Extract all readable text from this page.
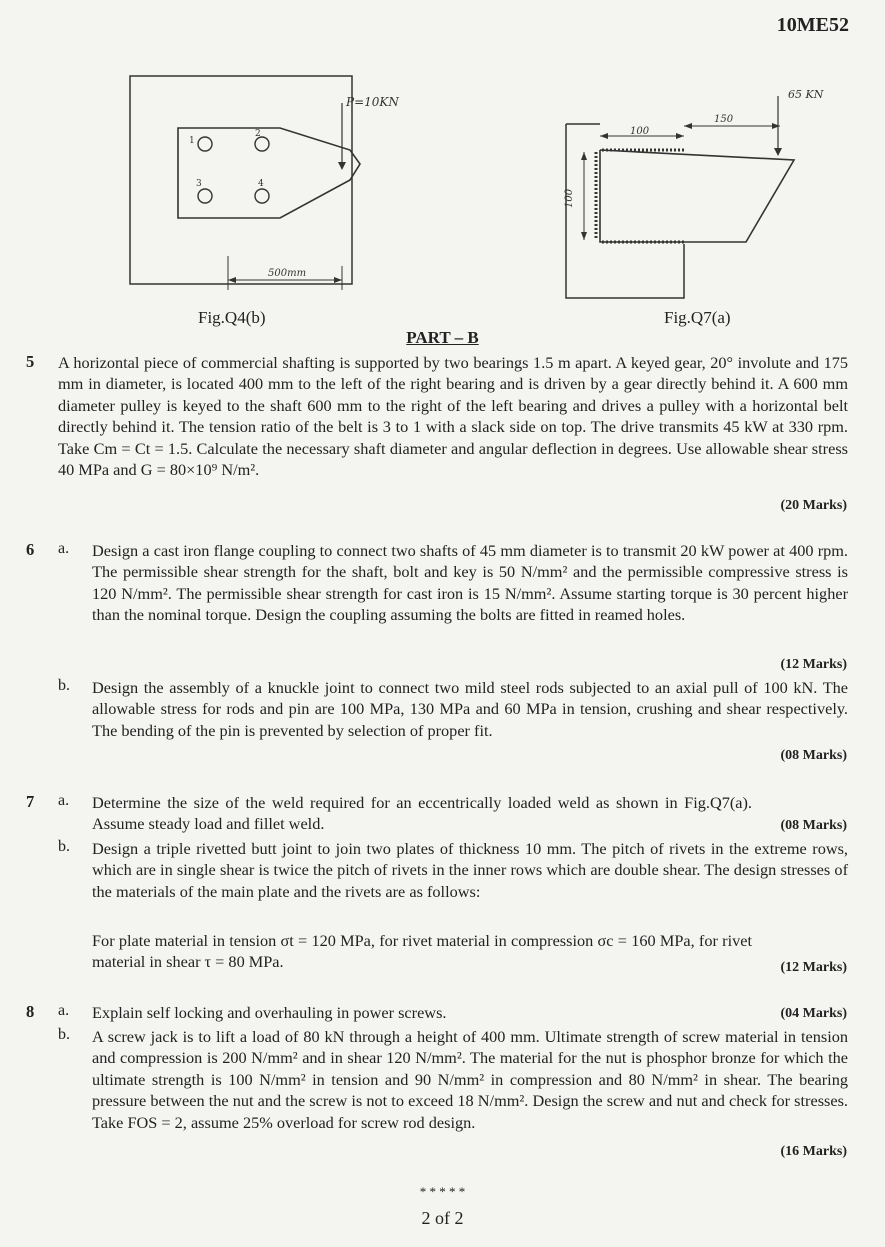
10ME52
1
2
3	4
P=10KN
500mm
Fig.Q4(b)
100
150
65 KN
100
Fig.Q7(a)
PART – B
5 A horizontal piece of commercial shafting is supported by two bearings 1.5 m apart. A keyed gear, 20° involute and 175 mm in diameter, is located 400 mm to the left of the right bearing and is driven by a gear directly behind it. A 600 mm diameter pulley is keyed to the shaft 600 mm to the right of the left bearing and drives a pulley with a horizontal belt directly behind it. The tension ratio of the belt is 3 to 1 with a slack side on top. The drive transmits 45 kW at 330 rpm. Take Cm = Ct = 1.5. Calculate the necessary shaft diameter and angular deflection in degrees. Use allowable shear stress 40 MPa and G = 80×10⁹ N/m².
(20 Marks)
6 a. Design a cast iron flange coupling to connect two shafts of 45 mm diameter is to transmit 20 kW power at 400 rpm. The permissible shear strength for the shaft, bolt and key is 50 N/mm² and the permissible compressive stress is 120 N/mm². The permissible shear strength for cast iron is 15 N/mm². Assume starting torque is 30 percent higher than the nominal torque. Design the coupling assuming the bolts are fitted in reamed holes.
(12 Marks)
b. Design the assembly of a knuckle joint to connect two mild steel rods subjected to an axial pull of 100 kN. The allowable stress for rods and pin are 100 MPa, 130 MPa and 60 MPa in tension, crushing and shear respectively. The bending of the pin is prevented by selection of proper fit.
(08 Marks)
7 a. Determine the size of the weld required for an eccentrically loaded weld as shown in Fig.Q7(a). Assume steady load and fillet weld.	(08 Marks)
b. Design a triple rivetted butt joint to join two plates of thickness 10 mm. The pitch of rivets in the extreme rows, which are in single shear is twice the pitch of rivets in the inner rows which are double shear. The design stresses of the materials of the main plate and the rivets are as follows:
For plate material in tension σt = 120 MPa, for rivet material in compression σc = 160 MPa, for rivet material in shear τ = 80 MPa.	(12 Marks)
8 a. Explain self locking and overhauling in power screws.	(04 Marks)
b. A screw jack is to lift a load of 80 kN through a height of 400 mm. Ultimate strength of screw material in tension and compression is 200 N/mm² and in shear 120 N/mm². The material for the nut is phosphor bronze for which the ultimate strength is 100 N/mm² in tension and 90 N/mm² in compression and 80 N/mm² in shear. The bearing pressure between the nut and the screw is not to exceed 18 N/mm². Design the screw and nut and check for stresses. Take FOS = 2, assume 25% overload for screw rod design.
(16 Marks)
* * * * *
2 of 2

#### To be done
Print each of the records above exactly as written, leaving no picture in the copy.

#### Output
Extract all readable text from this page.
10ME52
1
2
3	4
P=10KN
500mm
Fig.Q4(b)
100
150
65 KN
100
Fig.Q7(a)
PART – B
5 A horizontal piece of commercial shafting is supported by two bearings 1.5 m apart. A keyed gear, 20° involute and 175 mm in diameter, is located 400 mm to the left of the right bearing and is driven by a gear directly behind it. A 600 mm diameter pulley is keyed to the shaft 600 mm to the right of the left bearing and drives a pulley with a horizontal belt directly behind it. The tension ratio of the belt is 3 to 1 with a slack side on top. The drive transmits 45 kW at 330 rpm. Take Cm = Ct = 1.5. Calculate the necessary shaft diameter and angular deflection in degrees. Use allowable shear stress 40 MPa and G = 80×10⁹ N/m².
(20 Marks)
6 a. Design a cast iron flange coupling to connect two shafts of 45 mm diameter is to transmit 20 kW power at 400 rpm. The permissible shear strength for the shaft, bolt and key is 50 N/mm² and the permissible compressive stress is 120 N/mm². The permissible shear strength for cast iron is 15 N/mm². Assume starting torque is 30 percent higher than the nominal torque. Design the coupling assuming the bolts are fitted in reamed holes.
(12 Marks)
b. Design the assembly of a knuckle joint to connect two mild steel rods subjected to an axial pull of 100 kN. The allowable stress for rods and pin are 100 MPa, 130 MPa and 60 MPa in tension, crushing and shear respectively. The bending of the pin is prevented by selection of proper fit.
(08 Marks)
7 a. Determine the size of the weld required for an eccentrically loaded weld as shown in Fig.Q7(a). Assume steady load and fillet weld.	(08 Marks)
b. Design a triple rivetted butt joint to join two plates of thickness 10 mm. The pitch of rivets in the extreme rows, which are in single shear is twice the pitch of rivets in the inner rows which are double shear. The design stresses of the materials of the main plate and the rivets are as follows:
For plate material in tension σt = 120 MPa, for rivet material in compression σc = 160 MPa, for rivet material in shear τ = 80 MPa.	(12 Marks)
8 a. Explain self locking and overhauling in power screws.	(04 Marks)
b. A screw jack is to lift a load of 80 kN through a height of 400 mm. Ultimate strength of screw material in tension and compression is 200 N/mm² and in shear 120 N/mm². The material for the nut is phosphor bronze for which the ultimate strength is 100 N/mm² in tension and 90 N/mm² in compression and 80 N/mm² in shear. The bearing pressure between the nut and the screw is not to exceed 18 N/mm². Design the screw and nut and check for stresses. Take FOS = 2, assume 25% overload for screw rod design.
(16 Marks)
* * * * *
2 of 2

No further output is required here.